● **Supplied material**:
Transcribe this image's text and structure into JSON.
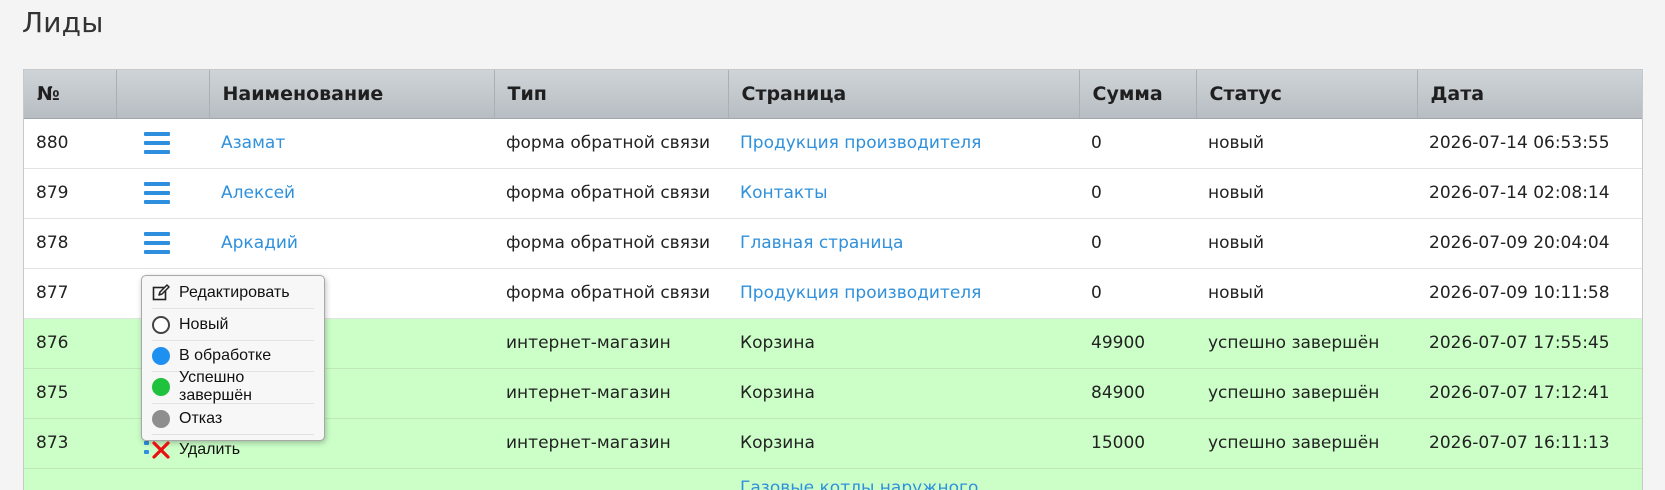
{
  "page": {
    "title": "Лиды"
  },
  "table": {
    "headers": [
      "№",
      "",
      "Наименование",
      "Тип",
      "Страница",
      "Сумма",
      "Статус",
      "Дата"
    ],
    "rows": [
      {
        "num": "880",
        "name": "Азамат",
        "type": "форма обратной связи",
        "page": "Продукция производителя",
        "page_link": true,
        "sum": "0",
        "status": "новый",
        "date": "2026-07-14 06:53:55",
        "done": false
      },
      {
        "num": "879",
        "name": "Алексей",
        "type": "форма обратной связи",
        "page": "Контакты",
        "page_link": true,
        "sum": "0",
        "status": "новый",
        "date": "2026-07-14 02:08:14",
        "done": false
      },
      {
        "num": "878",
        "name": "Аркадий",
        "type": "форма обратной связи",
        "page": "Главная страница",
        "page_link": true,
        "sum": "0",
        "status": "новый",
        "date": "2026-07-09 20:04:04",
        "done": false
      },
      {
        "num": "877",
        "name": "",
        "type": "форма обратной связи",
        "page": "Продукция производителя",
        "page_link": true,
        "sum": "0",
        "status": "новый",
        "date": "2026-07-09 10:11:58",
        "done": false
      },
      {
        "num": "876",
        "name": "",
        "type": "интернет-магазин",
        "page": "Корзина",
        "page_link": false,
        "sum": "49900",
        "status": "успешно завершён",
        "date": "2026-07-07 17:55:45",
        "done": true
      },
      {
        "num": "875",
        "name": "",
        "type": "интернет-магазин",
        "page": "Корзина",
        "page_link": false,
        "sum": "84900",
        "status": "успешно завершён",
        "date": "2026-07-07 17:12:41",
        "done": true
      },
      {
        "num": "873",
        "name": "",
        "type": "интернет-магазин",
        "page": "Корзина",
        "page_link": false,
        "sum": "15000",
        "status": "успешно завершён",
        "date": "2026-07-07 16:11:13",
        "done": true
      },
      {
        "num": "",
        "name": "",
        "type": "",
        "page": "Газовые котлы наружного",
        "page_link": true,
        "sum": "",
        "status": "",
        "date": "",
        "done": true
      }
    ]
  },
  "context_menu": {
    "items": [
      {
        "label": "Редактировать",
        "icon": "edit-icon"
      },
      {
        "label": "Новый",
        "icon": "status-new-icon",
        "color": "#ffffff"
      },
      {
        "label": "В обработке",
        "icon": "status-processing-icon",
        "color": "#1e90ef"
      },
      {
        "label": "Успешно завершён",
        "icon": "status-success-icon",
        "color": "#1ec23c"
      },
      {
        "label": "Отказ",
        "icon": "status-rejected-icon",
        "color": "#8e8e8e"
      },
      {
        "label": "Удалить",
        "icon": "delete-icon",
        "color": "#e81010"
      }
    ]
  },
  "colors": {
    "link": "#2f90dc",
    "done_row": "#ccffc8",
    "menu_icon": "#2f8fdf"
  }
}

● **Aim of the exercise**: Count every line bearing the word "label"; report the total only.

● **Response to this exercise**: 6